[Records for the exercise]:
## BEGIN

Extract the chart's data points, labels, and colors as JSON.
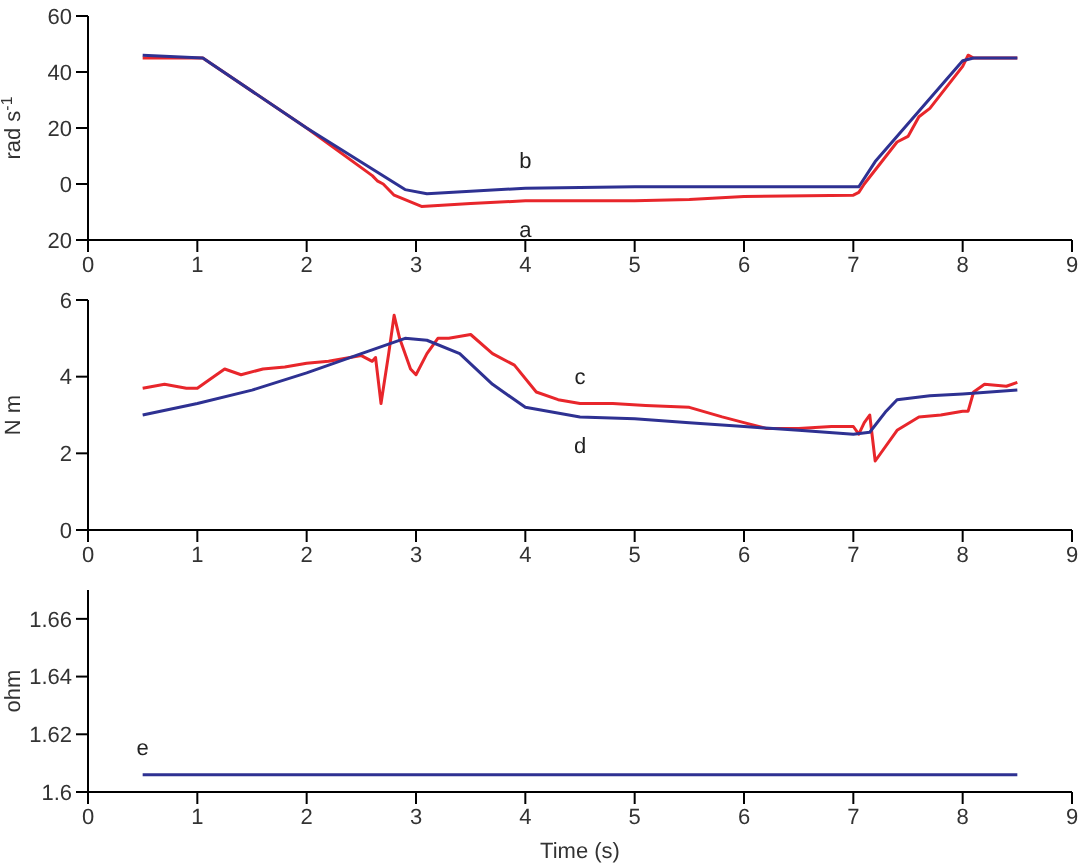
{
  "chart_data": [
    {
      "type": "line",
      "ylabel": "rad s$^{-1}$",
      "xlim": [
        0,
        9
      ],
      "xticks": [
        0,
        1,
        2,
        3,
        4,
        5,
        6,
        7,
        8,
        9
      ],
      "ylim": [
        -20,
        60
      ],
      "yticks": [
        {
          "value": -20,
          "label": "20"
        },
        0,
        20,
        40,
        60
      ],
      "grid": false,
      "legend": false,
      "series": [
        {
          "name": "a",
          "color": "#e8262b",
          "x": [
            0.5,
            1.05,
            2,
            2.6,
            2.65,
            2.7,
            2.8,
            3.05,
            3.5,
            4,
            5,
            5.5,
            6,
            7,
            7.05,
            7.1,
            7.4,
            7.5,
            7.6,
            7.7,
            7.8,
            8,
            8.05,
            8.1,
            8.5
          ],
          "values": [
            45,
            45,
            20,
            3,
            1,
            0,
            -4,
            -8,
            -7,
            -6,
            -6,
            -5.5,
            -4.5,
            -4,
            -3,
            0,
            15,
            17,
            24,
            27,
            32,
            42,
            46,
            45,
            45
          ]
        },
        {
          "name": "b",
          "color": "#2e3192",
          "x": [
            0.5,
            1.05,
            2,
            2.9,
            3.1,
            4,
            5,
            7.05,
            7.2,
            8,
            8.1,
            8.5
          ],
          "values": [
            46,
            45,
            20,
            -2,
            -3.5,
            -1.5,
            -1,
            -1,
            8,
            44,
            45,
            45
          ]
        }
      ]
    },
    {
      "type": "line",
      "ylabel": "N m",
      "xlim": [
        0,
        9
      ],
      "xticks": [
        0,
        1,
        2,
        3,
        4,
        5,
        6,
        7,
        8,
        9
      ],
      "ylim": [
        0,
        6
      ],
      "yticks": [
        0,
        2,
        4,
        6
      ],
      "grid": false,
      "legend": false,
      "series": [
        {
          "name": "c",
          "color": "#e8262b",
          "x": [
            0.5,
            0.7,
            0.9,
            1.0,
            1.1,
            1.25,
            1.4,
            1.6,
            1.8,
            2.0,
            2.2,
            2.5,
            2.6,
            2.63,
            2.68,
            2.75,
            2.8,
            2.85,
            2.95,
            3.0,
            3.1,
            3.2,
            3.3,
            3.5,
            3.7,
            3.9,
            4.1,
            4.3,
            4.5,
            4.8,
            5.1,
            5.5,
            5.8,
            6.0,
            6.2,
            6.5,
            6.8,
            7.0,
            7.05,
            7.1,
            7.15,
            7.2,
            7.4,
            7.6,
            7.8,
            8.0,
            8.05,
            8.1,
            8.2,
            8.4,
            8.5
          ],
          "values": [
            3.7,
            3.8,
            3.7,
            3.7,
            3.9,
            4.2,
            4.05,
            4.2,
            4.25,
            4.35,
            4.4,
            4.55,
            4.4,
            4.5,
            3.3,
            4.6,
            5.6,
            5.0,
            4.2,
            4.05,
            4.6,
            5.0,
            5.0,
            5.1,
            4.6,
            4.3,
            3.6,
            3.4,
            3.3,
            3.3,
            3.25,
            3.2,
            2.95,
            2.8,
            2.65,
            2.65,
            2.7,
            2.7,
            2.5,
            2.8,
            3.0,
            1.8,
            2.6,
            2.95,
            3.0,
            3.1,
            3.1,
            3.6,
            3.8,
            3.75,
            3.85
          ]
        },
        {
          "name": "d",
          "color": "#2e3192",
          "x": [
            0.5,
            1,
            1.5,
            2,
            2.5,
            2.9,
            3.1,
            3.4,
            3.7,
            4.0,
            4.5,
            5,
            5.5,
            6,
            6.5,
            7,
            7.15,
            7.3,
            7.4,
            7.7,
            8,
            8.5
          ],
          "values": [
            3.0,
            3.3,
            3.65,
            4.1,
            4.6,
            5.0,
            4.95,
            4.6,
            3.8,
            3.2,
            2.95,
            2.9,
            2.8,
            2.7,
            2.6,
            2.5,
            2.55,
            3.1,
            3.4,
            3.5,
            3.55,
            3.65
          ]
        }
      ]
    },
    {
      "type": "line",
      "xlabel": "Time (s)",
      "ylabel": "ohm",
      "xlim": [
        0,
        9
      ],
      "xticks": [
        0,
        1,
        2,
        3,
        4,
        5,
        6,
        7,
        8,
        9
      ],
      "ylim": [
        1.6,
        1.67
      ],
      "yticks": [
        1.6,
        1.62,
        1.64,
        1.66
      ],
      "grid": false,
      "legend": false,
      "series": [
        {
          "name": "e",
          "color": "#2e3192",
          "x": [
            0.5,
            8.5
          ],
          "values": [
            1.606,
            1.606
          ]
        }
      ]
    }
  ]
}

## END

[What to do]: Output the data above without changes, apart from leaving out the pictures.

[The answer]:
Extract the chart's data points, labels, and colors as JSON.
{
  "chart_data": [
    {
      "type": "line",
      "ylabel": "rad s$^{-1}$",
      "xlim": [
        0,
        9
      ],
      "xticks": [
        0,
        1,
        2,
        3,
        4,
        5,
        6,
        7,
        8,
        9
      ],
      "ylim": [
        -20,
        60
      ],
      "yticks": [
        {
          "value": -20,
          "label": "20"
        },
        0,
        20,
        40,
        60
      ],
      "grid": false,
      "legend": false,
      "series": [
        {
          "name": "a",
          "color": "#e8262b",
          "x": [
            0.5,
            1.05,
            2,
            2.6,
            2.65,
            2.7,
            2.8,
            3.05,
            3.5,
            4,
            5,
            5.5,
            6,
            7,
            7.05,
            7.1,
            7.4,
            7.5,
            7.6,
            7.7,
            7.8,
            8,
            8.05,
            8.1,
            8.5
          ],
          "values": [
            45,
            45,
            20,
            3,
            1,
            0,
            -4,
            -8,
            -7,
            -6,
            -6,
            -5.5,
            -4.5,
            -4,
            -3,
            0,
            15,
            17,
            24,
            27,
            32,
            42,
            46,
            45,
            45
          ]
        },
        {
          "name": "b",
          "color": "#2e3192",
          "x": [
            0.5,
            1.05,
            2,
            2.9,
            3.1,
            4,
            5,
            7.05,
            7.2,
            8,
            8.1,
            8.5
          ],
          "values": [
            46,
            45,
            20,
            -2,
            -3.5,
            -1.5,
            -1,
            -1,
            8,
            44,
            45,
            45
          ]
        }
      ]
    },
    {
      "type": "line",
      "ylabel": "N m",
      "xlim": [
        0,
        9
      ],
      "xticks": [
        0,
        1,
        2,
        3,
        4,
        5,
        6,
        7,
        8,
        9
      ],
      "ylim": [
        0,
        6
      ],
      "yticks": [
        0,
        2,
        4,
        6
      ],
      "grid": false,
      "legend": false,
      "series": [
        {
          "name": "c",
          "color": "#e8262b",
          "x": [
            0.5,
            0.7,
            0.9,
            1.0,
            1.1,
            1.25,
            1.4,
            1.6,
            1.8,
            2.0,
            2.2,
            2.5,
            2.6,
            2.63,
            2.68,
            2.75,
            2.8,
            2.85,
            2.95,
            3.0,
            3.1,
            3.2,
            3.3,
            3.5,
            3.7,
            3.9,
            4.1,
            4.3,
            4.5,
            4.8,
            5.1,
            5.5,
            5.8,
            6.0,
            6.2,
            6.5,
            6.8,
            7.0,
            7.05,
            7.1,
            7.15,
            7.2,
            7.4,
            7.6,
            7.8,
            8.0,
            8.05,
            8.1,
            8.2,
            8.4,
            8.5
          ],
          "values": [
            3.7,
            3.8,
            3.7,
            3.7,
            3.9,
            4.2,
            4.05,
            4.2,
            4.25,
            4.35,
            4.4,
            4.55,
            4.4,
            4.5,
            3.3,
            4.6,
            5.6,
            5.0,
            4.2,
            4.05,
            4.6,
            5.0,
            5.0,
            5.1,
            4.6,
            4.3,
            3.6,
            3.4,
            3.3,
            3.3,
            3.25,
            3.2,
            2.95,
            2.8,
            2.65,
            2.65,
            2.7,
            2.7,
            2.5,
            2.8,
            3.0,
            1.8,
            2.6,
            2.95,
            3.0,
            3.1,
            3.1,
            3.6,
            3.8,
            3.75,
            3.85
          ]
        },
        {
          "name": "d",
          "color": "#2e3192",
          "x": [
            0.5,
            1,
            1.5,
            2,
            2.5,
            2.9,
            3.1,
            3.4,
            3.7,
            4.0,
            4.5,
            5,
            5.5,
            6,
            6.5,
            7,
            7.15,
            7.3,
            7.4,
            7.7,
            8,
            8.5
          ],
          "values": [
            3.0,
            3.3,
            3.65,
            4.1,
            4.6,
            5.0,
            4.95,
            4.6,
            3.8,
            3.2,
            2.95,
            2.9,
            2.8,
            2.7,
            2.6,
            2.5,
            2.55,
            3.1,
            3.4,
            3.5,
            3.55,
            3.65
          ]
        }
      ]
    },
    {
      "type": "line",
      "xlabel": "Time (s)",
      "ylabel": "ohm",
      "xlim": [
        0,
        9
      ],
      "xticks": [
        0,
        1,
        2,
        3,
        4,
        5,
        6,
        7,
        8,
        9
      ],
      "ylim": [
        1.6,
        1.67
      ],
      "yticks": [
        1.6,
        1.62,
        1.64,
        1.66
      ],
      "grid": false,
      "legend": false,
      "series": [
        {
          "name": "e",
          "color": "#2e3192",
          "x": [
            0.5,
            8.5
          ],
          "values": [
            1.606,
            1.606
          ]
        }
      ]
    }
  ]
}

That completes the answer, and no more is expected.